Data:
"""

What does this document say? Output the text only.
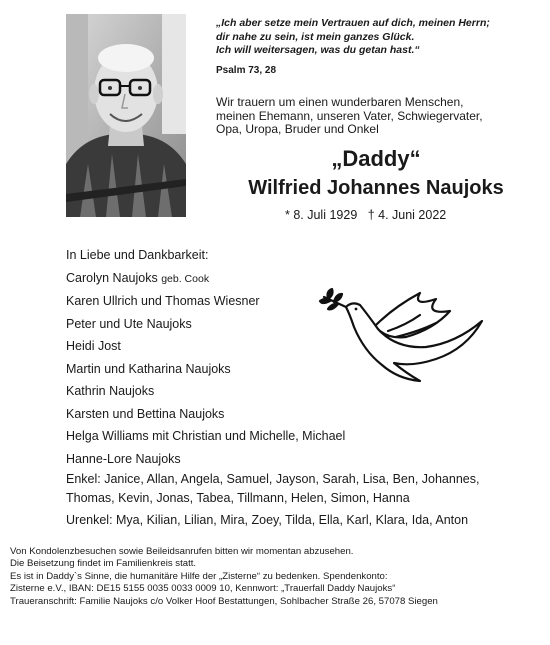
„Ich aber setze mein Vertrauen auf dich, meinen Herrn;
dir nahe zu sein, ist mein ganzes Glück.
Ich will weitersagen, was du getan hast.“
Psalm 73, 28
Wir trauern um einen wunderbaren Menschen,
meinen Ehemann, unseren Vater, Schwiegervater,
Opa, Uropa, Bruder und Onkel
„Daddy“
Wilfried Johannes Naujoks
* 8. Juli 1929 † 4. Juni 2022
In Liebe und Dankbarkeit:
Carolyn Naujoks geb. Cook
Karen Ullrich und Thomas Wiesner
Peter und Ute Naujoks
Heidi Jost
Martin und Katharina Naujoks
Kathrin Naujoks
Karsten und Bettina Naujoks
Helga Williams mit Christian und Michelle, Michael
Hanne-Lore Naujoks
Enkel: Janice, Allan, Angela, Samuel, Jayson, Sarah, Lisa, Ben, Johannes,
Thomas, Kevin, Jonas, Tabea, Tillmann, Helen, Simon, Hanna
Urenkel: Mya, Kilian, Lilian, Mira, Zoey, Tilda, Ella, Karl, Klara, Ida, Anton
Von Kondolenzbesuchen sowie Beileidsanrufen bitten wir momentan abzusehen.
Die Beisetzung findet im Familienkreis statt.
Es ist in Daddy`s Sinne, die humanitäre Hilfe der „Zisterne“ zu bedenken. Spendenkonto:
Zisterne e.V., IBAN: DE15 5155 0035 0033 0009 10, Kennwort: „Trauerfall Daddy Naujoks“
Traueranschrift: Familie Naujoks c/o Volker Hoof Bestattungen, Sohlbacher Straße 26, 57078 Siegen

"""
"""

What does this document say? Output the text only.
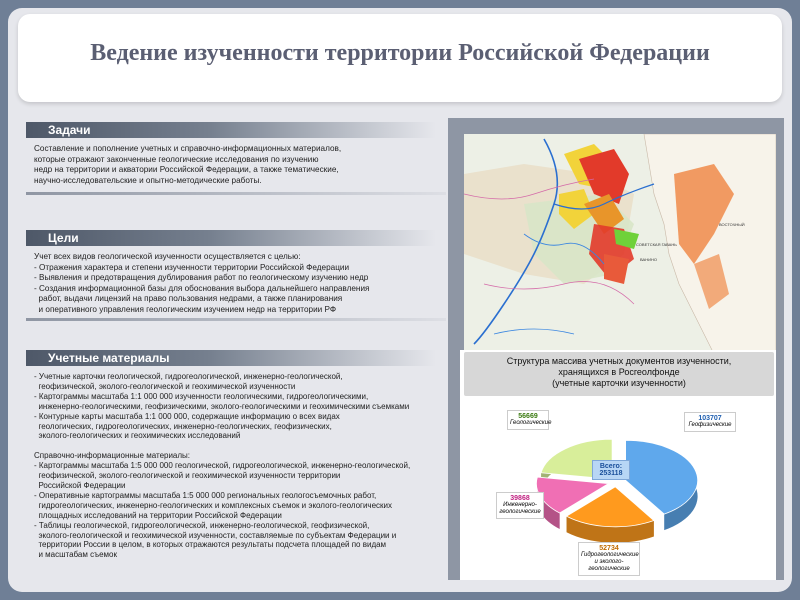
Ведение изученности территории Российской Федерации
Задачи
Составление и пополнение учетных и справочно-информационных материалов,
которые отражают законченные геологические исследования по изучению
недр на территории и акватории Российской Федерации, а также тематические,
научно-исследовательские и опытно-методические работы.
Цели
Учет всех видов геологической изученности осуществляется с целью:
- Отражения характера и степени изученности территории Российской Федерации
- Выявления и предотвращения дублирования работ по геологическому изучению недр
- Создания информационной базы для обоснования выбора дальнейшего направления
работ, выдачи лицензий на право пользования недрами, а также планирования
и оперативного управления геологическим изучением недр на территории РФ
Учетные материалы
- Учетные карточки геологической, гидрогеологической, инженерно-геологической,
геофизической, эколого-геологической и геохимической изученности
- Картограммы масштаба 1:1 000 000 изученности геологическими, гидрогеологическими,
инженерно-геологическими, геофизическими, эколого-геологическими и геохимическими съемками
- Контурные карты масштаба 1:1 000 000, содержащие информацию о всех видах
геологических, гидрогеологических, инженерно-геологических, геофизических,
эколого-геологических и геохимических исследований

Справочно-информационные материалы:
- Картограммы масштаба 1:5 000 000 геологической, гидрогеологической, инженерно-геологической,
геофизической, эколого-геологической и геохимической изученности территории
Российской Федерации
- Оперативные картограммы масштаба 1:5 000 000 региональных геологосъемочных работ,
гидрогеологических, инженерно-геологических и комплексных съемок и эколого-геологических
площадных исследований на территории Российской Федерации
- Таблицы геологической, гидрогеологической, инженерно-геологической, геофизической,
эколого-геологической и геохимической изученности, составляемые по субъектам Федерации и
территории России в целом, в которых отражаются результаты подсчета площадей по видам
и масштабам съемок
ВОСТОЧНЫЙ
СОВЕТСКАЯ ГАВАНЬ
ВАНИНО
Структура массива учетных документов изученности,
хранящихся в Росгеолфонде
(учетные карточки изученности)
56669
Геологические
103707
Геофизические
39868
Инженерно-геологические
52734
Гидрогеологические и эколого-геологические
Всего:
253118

"""
"""

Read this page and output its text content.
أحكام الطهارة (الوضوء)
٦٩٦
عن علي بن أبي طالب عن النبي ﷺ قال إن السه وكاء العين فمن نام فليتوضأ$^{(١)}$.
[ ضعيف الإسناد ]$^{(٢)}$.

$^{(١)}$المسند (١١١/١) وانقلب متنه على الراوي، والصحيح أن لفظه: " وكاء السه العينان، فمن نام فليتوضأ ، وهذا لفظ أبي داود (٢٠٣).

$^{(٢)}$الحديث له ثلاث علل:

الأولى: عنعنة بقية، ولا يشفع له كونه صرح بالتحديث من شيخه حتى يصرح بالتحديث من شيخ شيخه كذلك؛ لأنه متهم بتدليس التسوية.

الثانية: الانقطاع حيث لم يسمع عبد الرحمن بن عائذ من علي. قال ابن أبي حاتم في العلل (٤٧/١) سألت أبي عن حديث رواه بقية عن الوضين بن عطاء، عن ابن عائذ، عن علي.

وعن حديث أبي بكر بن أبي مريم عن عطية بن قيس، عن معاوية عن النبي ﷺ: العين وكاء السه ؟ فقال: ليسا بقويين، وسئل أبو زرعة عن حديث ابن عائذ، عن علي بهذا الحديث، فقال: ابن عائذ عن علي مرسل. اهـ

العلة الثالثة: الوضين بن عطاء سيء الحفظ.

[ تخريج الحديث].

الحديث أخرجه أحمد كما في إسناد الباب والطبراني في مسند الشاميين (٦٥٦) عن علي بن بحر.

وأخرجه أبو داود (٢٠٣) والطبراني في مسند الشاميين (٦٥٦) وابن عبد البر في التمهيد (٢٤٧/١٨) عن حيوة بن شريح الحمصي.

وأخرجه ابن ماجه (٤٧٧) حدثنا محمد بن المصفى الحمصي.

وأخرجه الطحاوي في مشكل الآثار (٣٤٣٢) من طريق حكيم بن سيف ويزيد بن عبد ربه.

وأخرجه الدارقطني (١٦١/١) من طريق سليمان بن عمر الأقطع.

"""

What you will do:
Using the listing, copy every line where the word "وأخرجه" shows up.

Solution for this problem:
وأخرجه أبو داود (٢٠٣) والطبراني في مسند الشاميين (٦٥٦) وابن عبد البر في التمهيد (٢٤٧/١٨) عن حيوة بن شريح الحمصي.
وأخرجه ابن ماجه (٤٧٧) حدثنا محمد بن المصفى الحمصي.
وأخرجه الطحاوي في مشكل الآثار (٣٤٣٢) من طريق حكيم بن سيف ويزيد بن عبد ربه.
وأخرجه الدارقطني (١٦١/١) من طريق سليمان بن عمر الأقطع.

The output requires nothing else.